TASK REQUIREMENTS: Restate, word for word, every line of the data.

LISTED ENTRIES:
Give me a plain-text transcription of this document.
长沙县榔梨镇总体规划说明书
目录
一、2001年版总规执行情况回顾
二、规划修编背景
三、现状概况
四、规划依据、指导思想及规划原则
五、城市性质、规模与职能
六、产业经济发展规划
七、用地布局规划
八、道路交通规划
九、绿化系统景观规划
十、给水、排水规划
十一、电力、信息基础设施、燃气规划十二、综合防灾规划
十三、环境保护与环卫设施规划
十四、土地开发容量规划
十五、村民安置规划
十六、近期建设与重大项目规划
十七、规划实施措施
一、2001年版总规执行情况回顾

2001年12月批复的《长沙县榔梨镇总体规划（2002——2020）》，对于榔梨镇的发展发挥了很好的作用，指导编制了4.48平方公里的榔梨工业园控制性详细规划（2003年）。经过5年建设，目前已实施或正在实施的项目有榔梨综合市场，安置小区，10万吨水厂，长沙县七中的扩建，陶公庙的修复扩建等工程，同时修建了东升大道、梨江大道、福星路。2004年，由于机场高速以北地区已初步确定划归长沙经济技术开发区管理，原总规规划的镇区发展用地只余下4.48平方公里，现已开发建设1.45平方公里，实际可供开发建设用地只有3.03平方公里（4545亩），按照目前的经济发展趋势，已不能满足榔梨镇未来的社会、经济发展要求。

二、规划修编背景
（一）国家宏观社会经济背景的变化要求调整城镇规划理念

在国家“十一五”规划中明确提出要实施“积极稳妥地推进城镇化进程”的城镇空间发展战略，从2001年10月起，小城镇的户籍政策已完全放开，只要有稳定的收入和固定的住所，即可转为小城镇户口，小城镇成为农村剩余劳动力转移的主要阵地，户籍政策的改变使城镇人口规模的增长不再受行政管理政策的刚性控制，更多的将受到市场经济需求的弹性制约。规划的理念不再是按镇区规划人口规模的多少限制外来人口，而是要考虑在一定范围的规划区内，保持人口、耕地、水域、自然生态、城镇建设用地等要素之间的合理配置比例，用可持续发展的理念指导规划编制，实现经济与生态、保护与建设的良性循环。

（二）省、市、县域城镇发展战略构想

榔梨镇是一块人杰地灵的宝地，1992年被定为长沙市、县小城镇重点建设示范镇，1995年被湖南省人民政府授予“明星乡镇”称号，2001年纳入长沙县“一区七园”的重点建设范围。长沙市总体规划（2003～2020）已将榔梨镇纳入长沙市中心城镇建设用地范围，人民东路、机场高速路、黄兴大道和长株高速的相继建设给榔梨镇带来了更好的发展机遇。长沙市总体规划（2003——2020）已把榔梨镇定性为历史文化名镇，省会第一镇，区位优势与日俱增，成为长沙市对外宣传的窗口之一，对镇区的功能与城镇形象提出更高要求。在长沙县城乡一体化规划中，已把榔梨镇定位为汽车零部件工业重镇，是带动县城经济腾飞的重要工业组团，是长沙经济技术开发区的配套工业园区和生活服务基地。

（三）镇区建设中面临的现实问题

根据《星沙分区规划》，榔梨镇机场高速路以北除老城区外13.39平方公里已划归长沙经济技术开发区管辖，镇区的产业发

SOLUTION TO THE PROBLEM:
Give me a plain-text transcription of this document.
长沙县榔梨镇总体规划说明书
目录
一、2001年版总规执行情况回顾
二、规划修编背景
三、现状概况
四、规划依据、指导思想及规划原则
五、城市性质、规模与职能
六、产业经济发展规划
七、用地布局规划
八、道路交通规划
九、绿化系统景观规划
十、给水、排水规划
十一、电力、信息基础设施、燃气规划十二、综合防灾规划
十三、环境保护与环卫设施规划
十四、土地开发容量规划
十五、村民安置规划
十六、近期建设与重大项目规划
十七、规划实施措施
一、2001年版总规执行情况回顾

2001年12月批复的《长沙县榔梨镇总体规划（2002——2020）》，对于榔梨镇的发展发挥了很好的作用，指导编制了4.48平方公里的榔梨工业园控制性详细规划（2003年）。经过5年建设，目前已实施或正在实施的项目有榔梨综合市场，安置小区，10万吨水厂，长沙县七中的扩建，陶公庙的修复扩建等工程，同时修建了东升大道、梨江大道、福星路。2004年，由于机场高速以北地区已初步确定划归长沙经济技术开发区管理，原总规规划的镇区发展用地只余下4.48平方公里，现已开发建设1.45平方公里，实际可供开发建设用地只有3.03平方公里（4545亩），按照目前的经济发展趋势，已不能满足榔梨镇未来的社会、经济发展要求。

二、规划修编背景
（一）国家宏观社会经济背景的变化要求调整城镇规划理念

在国家“十一五”规划中明确提出要实施“积极稳妥地推进城镇化进程”的城镇空间发展战略，从2001年10月起，小城镇的户籍政策已完全放开，只要有稳定的收入和固定的住所，即可转为小城镇户口，小城镇成为农村剩余劳动力转移的主要阵地，户籍政策的改变使城镇人口规模的增长不再受行政管理政策的刚性控制，更多的将受到市场经济需求的弹性制约。规划的理念不再是按镇区规划人口规模的多少限制外来人口，而是要考虑在一定范围的规划区内，保持人口、耕地、水域、自然生态、城镇建设用地等要素之间的合理配置比例，用可持续发展的理念指导规划编制，实现经济与生态、保护与建设的良性循环。

（二）省、市、县域城镇发展战略构想

榔梨镇是一块人杰地灵的宝地，1992年被定为长沙市、县小城镇重点建设示范镇，1995年被湖南省人民政府授予“明星乡镇”称号，2001年纳入长沙县“一区七园”的重点建设范围。长沙市总体规划（2003～2020）已将榔梨镇纳入长沙市中心城镇建设用地范围，人民东路、机场高速路、黄兴大道和长株高速的相继建设给榔梨镇带来了更好的发展机遇。长沙市总体规划（2003——2020）已把榔梨镇定性为历史文化名镇，省会第一镇，区位优势与日俱增，成为长沙市对外宣传的窗口之一，对镇区的功能与城镇形象提出更高要求。在长沙县城乡一体化规划中，已把榔梨镇定位为汽车零部件工业重镇，是带动县城经济腾飞的重要工业组团，是长沙经济技术开发区的配套工业园区和生活服务基地。

（三）镇区建设中面临的现实问题

根据《星沙分区规划》，榔梨镇机场高速路以北除老城区外13.39平方公里已划归长沙经济技术开发区管辖，镇区的产业发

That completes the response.